** START OF SUPPLIED RECORDS **

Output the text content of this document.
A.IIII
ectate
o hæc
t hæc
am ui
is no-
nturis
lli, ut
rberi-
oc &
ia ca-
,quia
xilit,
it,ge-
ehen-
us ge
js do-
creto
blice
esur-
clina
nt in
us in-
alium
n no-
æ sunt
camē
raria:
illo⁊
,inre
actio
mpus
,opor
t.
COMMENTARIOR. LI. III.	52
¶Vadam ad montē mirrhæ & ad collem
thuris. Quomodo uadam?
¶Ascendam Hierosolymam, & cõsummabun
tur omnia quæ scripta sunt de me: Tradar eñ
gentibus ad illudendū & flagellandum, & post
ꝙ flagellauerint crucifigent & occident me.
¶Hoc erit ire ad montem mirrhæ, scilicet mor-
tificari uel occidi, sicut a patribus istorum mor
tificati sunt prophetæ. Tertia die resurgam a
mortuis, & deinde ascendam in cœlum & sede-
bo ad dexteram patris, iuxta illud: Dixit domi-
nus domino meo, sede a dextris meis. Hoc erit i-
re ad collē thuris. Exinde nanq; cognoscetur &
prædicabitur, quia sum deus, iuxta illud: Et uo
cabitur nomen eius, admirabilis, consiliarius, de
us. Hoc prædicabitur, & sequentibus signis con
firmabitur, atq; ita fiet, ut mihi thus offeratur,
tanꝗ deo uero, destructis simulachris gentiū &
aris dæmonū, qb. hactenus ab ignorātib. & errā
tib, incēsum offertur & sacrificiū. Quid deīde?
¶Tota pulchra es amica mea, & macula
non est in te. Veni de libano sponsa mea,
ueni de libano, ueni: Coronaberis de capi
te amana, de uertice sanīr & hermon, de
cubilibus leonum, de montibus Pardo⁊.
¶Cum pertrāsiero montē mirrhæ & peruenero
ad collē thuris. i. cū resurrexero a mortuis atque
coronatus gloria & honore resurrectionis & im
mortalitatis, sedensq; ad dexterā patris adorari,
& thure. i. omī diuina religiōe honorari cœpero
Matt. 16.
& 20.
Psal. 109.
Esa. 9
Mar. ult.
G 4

** END OF SUPPLIED RECORDS **

• [SET EXERCISE]: Extract each line from the listing that holds the word "thuris".

• [THE REPLY]:
thuris. Quomodo uadam?
re ad collē thuris. Exinde nanq; cognoscetur &
ad collē thuris. i. cū resurrexero a mortuis atque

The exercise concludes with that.